• **DIRECTIONS**:
Print the data that follows exactly.

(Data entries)

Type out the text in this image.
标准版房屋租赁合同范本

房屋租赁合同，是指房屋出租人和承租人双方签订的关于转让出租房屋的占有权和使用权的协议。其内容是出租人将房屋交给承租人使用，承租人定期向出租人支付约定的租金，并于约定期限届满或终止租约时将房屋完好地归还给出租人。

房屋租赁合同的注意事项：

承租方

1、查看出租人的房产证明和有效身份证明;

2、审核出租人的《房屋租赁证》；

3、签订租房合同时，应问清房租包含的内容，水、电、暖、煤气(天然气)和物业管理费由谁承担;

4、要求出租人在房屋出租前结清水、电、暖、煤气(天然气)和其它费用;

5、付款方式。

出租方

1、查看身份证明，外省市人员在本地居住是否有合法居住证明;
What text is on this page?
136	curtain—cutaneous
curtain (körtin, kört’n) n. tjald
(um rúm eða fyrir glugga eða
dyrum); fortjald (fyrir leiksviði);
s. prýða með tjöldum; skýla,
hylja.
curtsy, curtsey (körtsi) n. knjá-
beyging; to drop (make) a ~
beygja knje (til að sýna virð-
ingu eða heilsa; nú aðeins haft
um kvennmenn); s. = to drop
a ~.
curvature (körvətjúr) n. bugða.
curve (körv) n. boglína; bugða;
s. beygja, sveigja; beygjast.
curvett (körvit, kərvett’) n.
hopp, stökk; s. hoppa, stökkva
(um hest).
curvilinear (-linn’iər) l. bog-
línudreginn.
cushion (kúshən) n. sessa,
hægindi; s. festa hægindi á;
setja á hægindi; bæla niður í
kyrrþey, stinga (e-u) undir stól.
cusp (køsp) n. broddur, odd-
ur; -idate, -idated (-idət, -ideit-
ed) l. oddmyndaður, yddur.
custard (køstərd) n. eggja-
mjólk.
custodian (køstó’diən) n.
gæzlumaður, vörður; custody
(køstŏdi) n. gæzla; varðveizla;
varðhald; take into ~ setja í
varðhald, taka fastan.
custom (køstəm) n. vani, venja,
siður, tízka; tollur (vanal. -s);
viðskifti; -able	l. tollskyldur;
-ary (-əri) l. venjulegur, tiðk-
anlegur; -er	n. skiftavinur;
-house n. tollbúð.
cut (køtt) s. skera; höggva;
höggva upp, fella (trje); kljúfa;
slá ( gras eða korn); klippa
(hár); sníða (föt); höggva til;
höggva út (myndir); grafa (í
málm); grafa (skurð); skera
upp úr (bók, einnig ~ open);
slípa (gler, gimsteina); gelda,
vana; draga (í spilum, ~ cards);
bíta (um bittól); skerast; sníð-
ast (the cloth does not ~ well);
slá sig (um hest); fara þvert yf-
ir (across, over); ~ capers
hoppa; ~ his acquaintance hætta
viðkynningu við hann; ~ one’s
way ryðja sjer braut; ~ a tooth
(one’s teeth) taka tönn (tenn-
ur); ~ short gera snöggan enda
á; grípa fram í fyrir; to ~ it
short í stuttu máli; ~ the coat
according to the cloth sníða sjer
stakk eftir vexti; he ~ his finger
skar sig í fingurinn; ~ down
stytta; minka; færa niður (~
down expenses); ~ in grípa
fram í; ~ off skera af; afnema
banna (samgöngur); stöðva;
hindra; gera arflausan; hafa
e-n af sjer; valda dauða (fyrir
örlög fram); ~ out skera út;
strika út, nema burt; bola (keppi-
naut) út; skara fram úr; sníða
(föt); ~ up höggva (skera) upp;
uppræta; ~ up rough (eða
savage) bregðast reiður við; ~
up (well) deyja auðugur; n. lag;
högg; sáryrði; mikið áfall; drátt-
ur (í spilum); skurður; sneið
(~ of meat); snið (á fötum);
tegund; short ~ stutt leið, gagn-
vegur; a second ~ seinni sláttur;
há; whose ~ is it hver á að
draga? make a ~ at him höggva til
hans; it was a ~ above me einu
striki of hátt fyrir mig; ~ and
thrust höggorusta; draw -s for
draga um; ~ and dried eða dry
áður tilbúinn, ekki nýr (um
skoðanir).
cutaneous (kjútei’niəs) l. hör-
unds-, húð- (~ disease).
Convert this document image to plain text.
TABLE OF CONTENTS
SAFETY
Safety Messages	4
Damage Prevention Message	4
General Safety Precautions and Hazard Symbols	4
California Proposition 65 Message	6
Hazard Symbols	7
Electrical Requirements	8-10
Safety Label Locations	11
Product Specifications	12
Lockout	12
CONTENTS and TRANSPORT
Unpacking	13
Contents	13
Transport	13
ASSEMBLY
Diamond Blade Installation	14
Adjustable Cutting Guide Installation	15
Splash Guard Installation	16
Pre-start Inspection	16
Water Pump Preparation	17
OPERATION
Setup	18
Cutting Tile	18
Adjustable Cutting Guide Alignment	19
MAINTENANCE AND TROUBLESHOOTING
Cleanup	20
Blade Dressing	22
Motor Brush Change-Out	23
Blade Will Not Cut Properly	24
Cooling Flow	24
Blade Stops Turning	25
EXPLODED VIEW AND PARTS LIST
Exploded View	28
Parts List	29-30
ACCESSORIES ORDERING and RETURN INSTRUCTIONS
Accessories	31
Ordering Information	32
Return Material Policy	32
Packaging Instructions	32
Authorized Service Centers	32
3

• **RIGHT ANSWER**:
Type out the text in this image.
标准版房屋租赁合同范本

房屋租赁合同，是指房屋出租人和承租人双方签订的关于转让出租房屋的占有权和使用权的协议。其内容是出租人将房屋交给承租人使用，承租人定期向出租人支付约定的租金，并于约定期限届满或终止租约时将房屋完好地归还给出租人。

房屋租赁合同的注意事项：

承租方

1、查看出租人的房产证明和有效身份证明;

2、审核出租人的《房屋租赁证》；

3、签订租房合同时，应问清房租包含的内容，水、电、暖、煤气(天然气)和物业管理费由谁承担;

4、要求出租人在房屋出租前结清水、电、暖、煤气(天然气)和其它费用;

5、付款方式。

出租方

1、查看身份证明，外省市人员在本地居住是否有合法居住证明;
What text is on this page?
136	curtain—cutaneous
curtain (körtin, kört’n) n. tjald
(um rúm eða fyrir glugga eða
dyrum); fortjald (fyrir leiksviði);
s. prýða með tjöldum; skýla,
hylja.
curtsy, curtsey (körtsi) n. knjá-
beyging; to drop (make) a ~
beygja knje (til að sýna virð-
ingu eða heilsa; nú aðeins haft
um kvennmenn); s. = to drop
a ~.
curvature (körvətjúr) n. bugða.
curve (körv) n. boglína; bugða;
s. beygja, sveigja; beygjast.
curvett (körvit, kərvett’) n.
hopp, stökk; s. hoppa, stökkva
(um hest).
curvilinear (-linn’iər) l. bog-
línudreginn.
cushion (kúshən) n. sessa,
hægindi; s. festa hægindi á;
setja á hægindi; bæla niður í
kyrrþey, stinga (e-u) undir stól.
cusp (køsp) n. broddur, odd-
ur; -idate, -idated (-idət, -ideit-
ed) l. oddmyndaður, yddur.
custard (køstərd) n. eggja-
mjólk.
custodian (køstó’diən) n.
gæzlumaður, vörður; custody
(køstŏdi) n. gæzla; varðveizla;
varðhald; take into ~ setja í
varðhald, taka fastan.
custom (køstəm) n. vani, venja,
siður, tízka; tollur (vanal. -s);
viðskifti; -able	l. tollskyldur;
-ary (-əri) l. venjulegur, tiðk-
anlegur; -er	n. skiftavinur;
-house n. tollbúð.
cut (køtt) s. skera; höggva;
höggva upp, fella (trje); kljúfa;
slá ( gras eða korn); klippa
(hár); sníða (föt); höggva til;
höggva út (myndir); grafa (í
málm); grafa (skurð); skera
upp úr (bók, einnig ~ open);
slípa (gler, gimsteina); gelda,
vana; draga (í spilum, ~ cards);
bíta (um bittól); skerast; sníð-
ast (the cloth does not ~ well);
slá sig (um hest); fara þvert yf-
ir (across, over); ~ capers
hoppa; ~ his acquaintance hætta
viðkynningu við hann; ~ one’s
way ryðja sjer braut; ~ a tooth
(one’s teeth) taka tönn (tenn-
ur); ~ short gera snöggan enda
á; grípa fram í fyrir; to ~ it
short í stuttu máli; ~ the coat
according to the cloth sníða sjer
stakk eftir vexti; he ~ his finger
skar sig í fingurinn; ~ down
stytta; minka; færa niður (~
down expenses); ~ in grípa
fram í; ~ off skera af; afnema
banna (samgöngur); stöðva;
hindra; gera arflausan; hafa
e-n af sjer; valda dauða (fyrir
örlög fram); ~ out skera út;
strika út, nema burt; bola (keppi-
naut) út; skara fram úr; sníða
(föt); ~ up höggva (skera) upp;
uppræta; ~ up rough (eða
savage) bregðast reiður við; ~
up (well) deyja auðugur; n. lag;
högg; sáryrði; mikið áfall; drátt-
ur (í spilum); skurður; sneið
(~ of meat); snið (á fötum);
tegund; short ~ stutt leið, gagn-
vegur; a second ~ seinni sláttur;
há; whose ~ is it hver á að
draga? make a ~ at him höggva til
hans; it was a ~ above me einu
striki of hátt fyrir mig; ~ and
thrust höggorusta; draw -s for
draga um; ~ and dried eða dry
áður tilbúinn, ekki nýr (um
skoðanir).
cutaneous (kjútei’niəs) l. hör-
unds-, húð- (~ disease).
Convert this document image to plain text.
TABLE OF CONTENTS
SAFETY
Safety Messages	4
Damage Prevention Message	4
General Safety Precautions and Hazard Symbols	4
California Proposition 65 Message	6
Hazard Symbols	7
Electrical Requirements	8-10
Safety Label Locations	11
Product Specifications	12
Lockout	12
CONTENTS and TRANSPORT
Unpacking	13
Contents	13
Transport	13
ASSEMBLY
Diamond Blade Installation	14
Adjustable Cutting Guide Installation	15
Splash Guard Installation	16
Pre-start Inspection	16
Water Pump Preparation	17
OPERATION
Setup	18
Cutting Tile	18
Adjustable Cutting Guide Alignment	19
MAINTENANCE AND TROUBLESHOOTING
Cleanup	20
Blade Dressing	22
Motor Brush Change-Out	23
Blade Will Not Cut Properly	24
Cooling Flow	24
Blade Stops Turning	25
EXPLODED VIEW AND PARTS LIST
Exploded View	28
Parts List	29-30
ACCESSORIES ORDERING and RETURN INSTRUCTIONS
Accessories	31
Ordering Information	32
Return Material Policy	32
Packaging Instructions	32
Authorized Service Centers	32
3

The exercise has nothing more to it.